### Data supplied ###

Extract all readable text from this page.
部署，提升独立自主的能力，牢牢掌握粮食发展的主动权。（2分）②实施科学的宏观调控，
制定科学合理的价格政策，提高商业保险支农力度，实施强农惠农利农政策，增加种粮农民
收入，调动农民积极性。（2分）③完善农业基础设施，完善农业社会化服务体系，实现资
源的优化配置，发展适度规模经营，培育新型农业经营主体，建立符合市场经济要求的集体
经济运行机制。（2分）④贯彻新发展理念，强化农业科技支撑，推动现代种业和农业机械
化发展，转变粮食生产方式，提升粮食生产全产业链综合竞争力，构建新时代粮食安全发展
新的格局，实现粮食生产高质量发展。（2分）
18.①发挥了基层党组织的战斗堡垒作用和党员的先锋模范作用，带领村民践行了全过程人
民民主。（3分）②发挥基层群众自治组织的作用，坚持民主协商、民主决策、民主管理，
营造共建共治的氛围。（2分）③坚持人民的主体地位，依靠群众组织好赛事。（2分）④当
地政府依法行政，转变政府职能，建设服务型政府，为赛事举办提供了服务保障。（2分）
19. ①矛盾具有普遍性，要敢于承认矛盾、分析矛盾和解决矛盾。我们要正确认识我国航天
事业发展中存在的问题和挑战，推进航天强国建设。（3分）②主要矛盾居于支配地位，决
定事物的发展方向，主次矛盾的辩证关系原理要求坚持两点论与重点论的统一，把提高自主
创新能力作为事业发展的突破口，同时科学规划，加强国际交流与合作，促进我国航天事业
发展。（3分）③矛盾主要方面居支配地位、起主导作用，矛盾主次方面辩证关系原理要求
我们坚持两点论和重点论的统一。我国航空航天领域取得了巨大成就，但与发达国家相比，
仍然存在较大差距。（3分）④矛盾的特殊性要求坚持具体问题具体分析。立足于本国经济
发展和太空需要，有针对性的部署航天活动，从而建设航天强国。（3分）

###

Exercise prompt
Quote every entry exactly.

Solved problem
Extract all readable text from this page.
部署，提升独立自主的能力，牢牢掌握粮食发展的主动权。（2分）②实施科学的宏观调控，
制定科学合理的价格政策，提高商业保险支农力度，实施强农惠农利农政策，增加种粮农民
收入，调动农民积极性。（2分）③完善农业基础设施，完善农业社会化服务体系，实现资
源的优化配置，发展适度规模经营，培育新型农业经营主体，建立符合市场经济要求的集体
经济运行机制。（2分）④贯彻新发展理念，强化农业科技支撑，推动现代种业和农业机械
化发展，转变粮食生产方式，提升粮食生产全产业链综合竞争力，构建新时代粮食安全发展
新的格局，实现粮食生产高质量发展。（2分）
18.①发挥了基层党组织的战斗堡垒作用和党员的先锋模范作用，带领村民践行了全过程人
民民主。（3分）②发挥基层群众自治组织的作用，坚持民主协商、民主决策、民主管理，
营造共建共治的氛围。（2分）③坚持人民的主体地位，依靠群众组织好赛事。（2分）④当
地政府依法行政，转变政府职能，建设服务型政府，为赛事举办提供了服务保障。（2分）
19. ①矛盾具有普遍性，要敢于承认矛盾、分析矛盾和解决矛盾。我们要正确认识我国航天
事业发展中存在的问题和挑战，推进航天强国建设。（3分）②主要矛盾居于支配地位，决
定事物的发展方向，主次矛盾的辩证关系原理要求坚持两点论与重点论的统一，把提高自主
创新能力作为事业发展的突破口，同时科学规划，加强国际交流与合作，促进我国航天事业
发展。（3分）③矛盾主要方面居支配地位、起主导作用，矛盾主次方面辩证关系原理要求
我们坚持两点论和重点论的统一。我国航空航天领域取得了巨大成就，但与发达国家相比，
仍然存在较大差距。（3分）④矛盾的特殊性要求坚持具体问题具体分析。立足于本国经济
发展和太空需要，有针对性的部署航天活动，从而建设航天强国。（3分）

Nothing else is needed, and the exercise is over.